• _REQUIREMENTS_
Transcribe the records below in full; pictures stay out of the copy.

• _RECORDS TO USE_
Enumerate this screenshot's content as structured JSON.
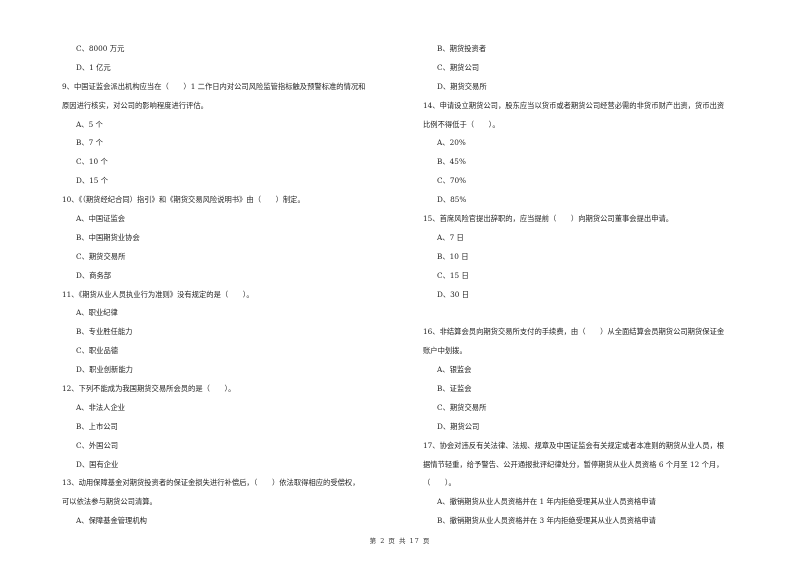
{
  "left_column": [
    {
      "kind": "opt",
      "text": "C、8000 万元"
    },
    {
      "kind": "opt",
      "text": "D、1 亿元"
    },
    {
      "kind": "q",
      "text": "9、中国证监会派出机构应当在（　　）1 二作日内对公司风险监管指标触及预警标准的情况和"
    },
    {
      "kind": "q",
      "text": "原因进行核实，对公司的影响程度进行评估。"
    },
    {
      "kind": "opt",
      "text": "A、5 个"
    },
    {
      "kind": "opt",
      "text": "B、7 个"
    },
    {
      "kind": "opt",
      "text": "C、10 个"
    },
    {
      "kind": "opt",
      "text": "D、15 个"
    },
    {
      "kind": "q",
      "text": "10、《（期货经纪合同）指引》和《期货交易风险说明书》由（　　）制定。"
    },
    {
      "kind": "opt",
      "text": "A、中国证监会"
    },
    {
      "kind": "opt",
      "text": "B、中国期货业协会"
    },
    {
      "kind": "opt",
      "text": "C、期货交易所"
    },
    {
      "kind": "opt",
      "text": "D、商务部"
    },
    {
      "kind": "q",
      "text": "11、《期货从业人员执业行为准则》没有规定的是（　　）。"
    },
    {
      "kind": "opt",
      "text": "A、职业纪律"
    },
    {
      "kind": "opt",
      "text": "B、专业胜任能力"
    },
    {
      "kind": "opt",
      "text": "C、职业品德"
    },
    {
      "kind": "opt",
      "text": "D、职业创新能力"
    },
    {
      "kind": "q",
      "text": "12、下列不能成为我国期货交易所会员的是（　　）。"
    },
    {
      "kind": "opt",
      "text": "A、非法人企业"
    },
    {
      "kind": "opt",
      "text": "B、上市公司"
    },
    {
      "kind": "opt",
      "text": "C、外国公司"
    },
    {
      "kind": "opt",
      "text": "D、国有企业"
    },
    {
      "kind": "q",
      "text": "13、动用保障基金对期货投资者的保证金损失进行补偿后，（　　）依法取得相应的受偿权，"
    },
    {
      "kind": "q",
      "text": "可以依法参与期货公司清算。"
    },
    {
      "kind": "opt",
      "text": "A、保障基金管理机构"
    }
  ],
  "right_column": [
    {
      "kind": "opt",
      "text": "B、期货投资者"
    },
    {
      "kind": "opt",
      "text": "C、期货公司"
    },
    {
      "kind": "opt",
      "text": "D、期货交易所"
    },
    {
      "kind": "q",
      "text": "14、申请设立期货公司，股东应当以货币或者期货公司经营必需的非货币财产出资，货币出资"
    },
    {
      "kind": "q",
      "text": "比例不得低于（　　）。"
    },
    {
      "kind": "opt",
      "text": "A、20%"
    },
    {
      "kind": "opt",
      "text": "B、45%"
    },
    {
      "kind": "opt",
      "text": "C、70%"
    },
    {
      "kind": "opt",
      "text": "D、85%"
    },
    {
      "kind": "q",
      "text": "15、首席风险官提出辞职的，应当提前（　　）向期货公司董事会提出申请。"
    },
    {
      "kind": "opt",
      "text": "A、7 日"
    },
    {
      "kind": "opt",
      "text": "B、10 日"
    },
    {
      "kind": "opt",
      "text": "C、15 日"
    },
    {
      "kind": "opt",
      "text": "D、30 日"
    },
    {
      "kind": "blank",
      "text": ""
    },
    {
      "kind": "q",
      "text": "16、非结算会员向期货交易所支付的手续费，由（　　）从全面结算会员期货公司期货保证金"
    },
    {
      "kind": "q",
      "text": "账户中划拨。"
    },
    {
      "kind": "opt",
      "text": "A、银监会"
    },
    {
      "kind": "opt",
      "text": "B、证监会"
    },
    {
      "kind": "opt",
      "text": "C、期货交易所"
    },
    {
      "kind": "opt",
      "text": "D、期货公司"
    },
    {
      "kind": "q",
      "text": "17、协会对违反有关法律、法规、规章及中国证监会有关规定或者本准则的期货从业人员，根"
    },
    {
      "kind": "q",
      "text": "据情节轻重，给予警告、公开通报批评纪律处分，暂停期货从业人员资格 6 个月至 12 个月，"
    },
    {
      "kind": "q",
      "text": "（　　）。"
    },
    {
      "kind": "opt",
      "text": "A、撤销期货从业人员资格并在 1 年内拒绝受理其从业人员资格申请"
    },
    {
      "kind": "opt",
      "text": "B、撤销期货从业人员资格并在 3 年内拒绝受理其从业人员资格申请"
    }
  ],
  "footer": {
    "page_label": "第 2 页 共 17 页"
  }
}
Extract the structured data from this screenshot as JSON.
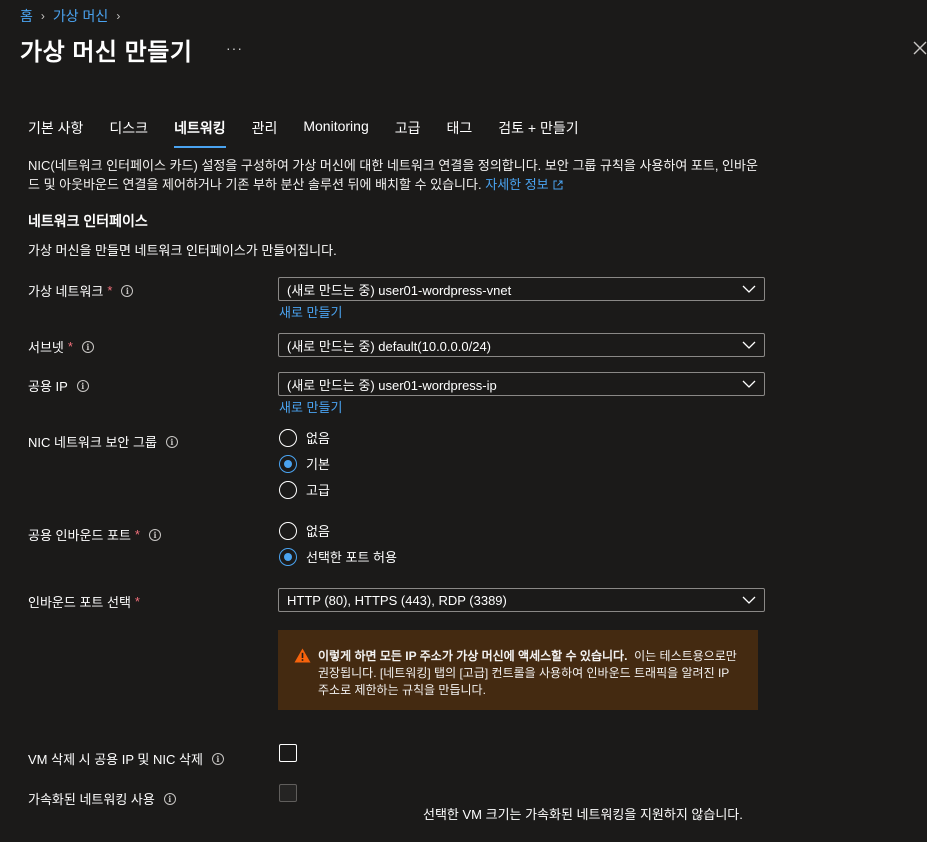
{
  "breadcrumb": {
    "home": "홈",
    "vm": "가상 머신"
  },
  "page": {
    "title": "가상 머신 만들기",
    "more": "···"
  },
  "tabs": [
    {
      "label": "기본 사항"
    },
    {
      "label": "디스크"
    },
    {
      "label": "네트워킹"
    },
    {
      "label": "관리"
    },
    {
      "label": "Monitoring"
    },
    {
      "label": "고급"
    },
    {
      "label": "태그"
    },
    {
      "label": "검토 + 만들기"
    }
  ],
  "active_tab": "네트워킹",
  "intro": {
    "text": "NIC(네트워크 인터페이스 카드) 설정을 구성하여 가상 머신에 대한 네트워크 연결을 정의합니다. 보안 그룹 규칙을 사용하여 포트, 인바운드 및 아웃바운드 연결을 제어하거나 기존 부하 분산 솔루션 뒤에 배치할 수 있습니다.",
    "link": "자세한 정보"
  },
  "section": {
    "title": "네트워크 인터페이스",
    "desc": "가상 머신을 만들면 네트워크 인터페이스가 만들어집니다."
  },
  "fields": {
    "vnet": {
      "label": "가상 네트워크",
      "value": "(새로 만드는 중) user01-wordpress-vnet",
      "create_new": "새로 만들기"
    },
    "subnet": {
      "label": "서브넷",
      "value": "(새로 만드는 중) default(10.0.0.0/24)"
    },
    "public_ip": {
      "label": "공용 IP",
      "value": "(새로 만드는 중) user01-wordpress-ip",
      "create_new": "새로 만들기"
    },
    "nsg": {
      "label": "NIC 네트워크 보안 그룹",
      "options": [
        "없음",
        "기본",
        "고급"
      ],
      "selected": "기본"
    },
    "inbound_ports": {
      "label": "공용 인바운드 포트",
      "options": [
        "없음",
        "선택한 포트 허용"
      ],
      "selected": "선택한 포트 허용"
    },
    "select_ports": {
      "label": "인바운드 포트 선택",
      "value": "HTTP (80), HTTPS (443), RDP (3389)"
    },
    "delete_ip_nic": {
      "label": "VM 삭제 시 공용 IP 및 NIC 삭제",
      "checked": false
    },
    "accel_net": {
      "label": "가속화된 네트워킹 사용",
      "checked": false,
      "disabled": true,
      "note": "선택한 VM 크기는 가속화된 네트워킹을 지원하지 않습니다."
    }
  },
  "required_mark": "*",
  "warning": {
    "bold": "이렇게 하면 모든 IP 주소가 가상 머신에 액세스할 수 있습니다.",
    "text": "이는 테스트용으로만 권장됩니다. [네트워킹] 탭의 [고급] 컨트롤을 사용하여 인바운드 트래픽을 알려진 IP 주소로 제한하는 규칙을 만듭니다."
  },
  "colors": {
    "background": "#1b1a19",
    "accent": "#4aa3f0",
    "required": "#f1707b",
    "warning_bg": "#442a11",
    "warning_icon": "#f7630c"
  }
}
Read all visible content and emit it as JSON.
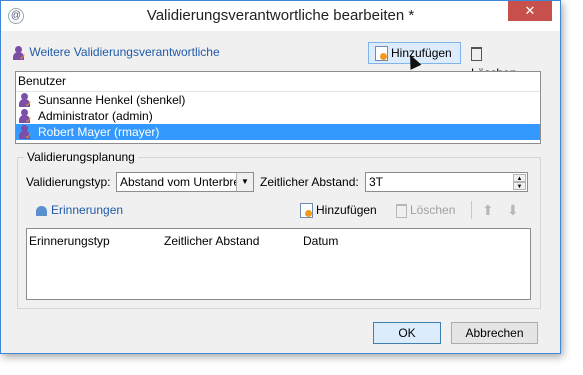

• _EXERCISE SOLUTION_
Enumerate this screenshot's content as structured JSON.
{
  "left_column": [
    {
      "kind": "opt",
      "text": "C、8000 万元"
    },
    {
      "kind": "opt",
      "text": "D、1 亿元"
    },
    {
      "kind": "q",
      "text": "9、中国证监会派出机构应当在（　　）1 二作日内对公司风险监管指标触及预警标准的情况和"
    },
    {
      "kind": "q",
      "text": "原因进行核实，对公司的影响程度进行评估。"
    },
    {
      "kind": "opt",
      "text": "A、5 个"
    },
    {
      "kind": "opt",
      "text": "B、7 个"
    },
    {
      "kind": "opt",
      "text": "C、10 个"
    },
    {
      "kind": "opt",
      "text": "D、15 个"
    },
    {
      "kind": "q",
      "text": "10、《（期货经纪合同）指引》和《期货交易风险说明书》由（　　）制定。"
    },
    {
      "kind": "opt",
      "text": "A、中国证监会"
    },
    {
      "kind": "opt",
      "text": "B、中国期货业协会"
    },
    {
      "kind": "opt",
      "text": "C、期货交易所"
    },
    {
      "kind": "opt",
      "text": "D、商务部"
    },
    {
      "kind": "q",
      "text": "11、《期货从业人员执业行为准则》没有规定的是（　　）。"
    },
    {
      "kind": "opt",
      "text": "A、职业纪律"
    },
    {
      "kind": "opt",
      "text": "B、专业胜任能力"
    },
    {
      "kind": "opt",
      "text": "C、职业品德"
    },
    {
      "kind": "opt",
      "text": "D、职业创新能力"
    },
    {
      "kind": "q",
      "text": "12、下列不能成为我国期货交易所会员的是（　　）。"
    },
    {
      "kind": "opt",
      "text": "A、非法人企业"
    },
    {
      "kind": "opt",
      "text": "B、上市公司"
    },
    {
      "kind": "opt",
      "text": "C、外国公司"
    },
    {
      "kind": "opt",
      "text": "D、国有企业"
    },
    {
      "kind": "q",
      "text": "13、动用保障基金对期货投资者的保证金损失进行补偿后，（　　）依法取得相应的受偿权，"
    },
    {
      "kind": "q",
      "text": "可以依法参与期货公司清算。"
    },
    {
      "kind": "opt",
      "text": "A、保障基金管理机构"
    }
  ],
  "right_column": [
    {
      "kind": "opt",
      "text": "B、期货投资者"
    },
    {
      "kind": "opt",
      "text": "C、期货公司"
    },
    {
      "kind": "opt",
      "text": "D、期货交易所"
    },
    {
      "kind": "q",
      "text": "14、申请设立期货公司，股东应当以货币或者期货公司经营必需的非货币财产出资，货币出资"
    },
    {
      "kind": "q",
      "text": "比例不得低于（　　）。"
    },
    {
      "kind": "opt",
      "text": "A、20%"
    },
    {
      "kind": "opt",
      "text": "B、45%"
    },
    {
      "kind": "opt",
      "text": "C、70%"
    },
    {
      "kind": "opt",
      "text": "D、85%"
    },
    {
      "kind": "q",
      "text": "15、首席风险官提出辞职的，应当提前（　　）向期货公司董事会提出申请。"
    },
    {
      "kind": "opt",
      "text": "A、7 日"
    },
    {
      "kind": "opt",
      "text": "B、10 日"
    },
    {
      "kind": "opt",
      "text": "C、15 日"
    },
    {
      "kind": "opt",
      "text": "D、30 日"
    },
    {
      "kind": "blank",
      "text": ""
    },
    {
      "kind": "q",
      "text": "16、非结算会员向期货交易所支付的手续费，由（　　）从全面结算会员期货公司期货保证金"
    },
    {
      "kind": "q",
      "text": "账户中划拨。"
    },
    {
      "kind": "opt",
      "text": "A、银监会"
    },
    {
      "kind": "opt",
      "text": "B、证监会"
    },
    {
      "kind": "opt",
      "text": "C、期货交易所"
    },
    {
      "kind": "opt",
      "text": "D、期货公司"
    },
    {
      "kind": "q",
      "text": "17、协会对违反有关法律、法规、规章及中国证监会有关规定或者本准则的期货从业人员，根"
    },
    {
      "kind": "q",
      "text": "据情节轻重，给予警告、公开通报批评纪律处分，暂停期货从业人员资格 6 个月至 12 个月，"
    },
    {
      "kind": "q",
      "text": "（　　）。"
    },
    {
      "kind": "opt",
      "text": "A、撤销期货从业人员资格并在 1 年内拒绝受理其从业人员资格申请"
    },
    {
      "kind": "opt",
      "text": "B、撤销期货从业人员资格并在 3 年内拒绝受理其从业人员资格申请"
    }
  ],
  "footer": {
    "page_label": "第 2 页 共 17 页"
  }
}
Extract the structured data from this screenshot as JSON.
{
  "breadcrumb": {
    "home": "홈",
    "vm": "가상 머신"
  },
  "page": {
    "title": "가상 머신 만들기",
    "more": "···"
  },
  "tabs": [
    {
      "label": "기본 사항"
    },
    {
      "label": "디스크"
    },
    {
      "label": "네트워킹"
    },
    {
      "label": "관리"
    },
    {
      "label": "Monitoring"
    },
    {
      "label": "고급"
    },
    {
      "label": "태그"
    },
    {
      "label": "검토 + 만들기"
    }
  ],
  "active_tab": "네트워킹",
  "intro": {
    "text": "NIC(네트워크 인터페이스 카드) 설정을 구성하여 가상 머신에 대한 네트워크 연결을 정의합니다. 보안 그룹 규칙을 사용하여 포트, 인바운드 및 아웃바운드 연결을 제어하거나 기존 부하 분산 솔루션 뒤에 배치할 수 있습니다.",
    "link": "자세한 정보"
  },
  "section": {
    "title": "네트워크 인터페이스",
    "desc": "가상 머신을 만들면 네트워크 인터페이스가 만들어집니다."
  },
  "fields": {
    "vnet": {
      "label": "가상 네트워크",
      "value": "(새로 만드는 중) user01-wordpress-vnet",
      "create_new": "새로 만들기"
    },
    "subnet": {
      "label": "서브넷",
      "value": "(새로 만드는 중) default(10.0.0.0/24)"
    },
    "public_ip": {
      "label": "공용 IP",
      "value": "(새로 만드는 중) user01-wordpress-ip",
      "create_new": "새로 만들기"
    },
    "nsg": {
      "label": "NIC 네트워크 보안 그룹",
      "options": [
        "없음",
        "기본",
        "고급"
      ],
      "selected": "기본"
    },
    "inbound_ports": {
      "label": "공용 인바운드 포트",
      "options": [
        "없음",
        "선택한 포트 허용"
      ],
      "selected": "선택한 포트 허용"
    },
    "select_ports": {
      "label": "인바운드 포트 선택",
      "value": "HTTP (80), HTTPS (443), RDP (3389)"
    },
    "delete_ip_nic": {
      "label": "VM 삭제 시 공용 IP 및 NIC 삭제",
      "checked": false
    },
    "accel_net": {
      "label": "가속화된 네트워킹 사용",
      "checked": false,
      "disabled": true,
      "note": "선택한 VM 크기는 가속화된 네트워킹을 지원하지 않습니다."
    }
  },
  "required_mark": "*",
  "warning": {
    "bold": "이렇게 하면 모든 IP 주소가 가상 머신에 액세스할 수 있습니다.",
    "text": "이는 테스트용으로만 권장됩니다. [네트워킹] 탭의 [고급] 컨트롤을 사용하여 인바운드 트래픽을 알려진 IP 주소로 제한하는 규칙을 만듭니다."
  },
  "colors": {
    "background": "#1b1a19",
    "accent": "#4aa3f0",
    "required": "#f1707b",
    "warning_bg": "#442a11",
    "warning_icon": "#f7630c"
  }
}
Read all visible content and emit it as JSON.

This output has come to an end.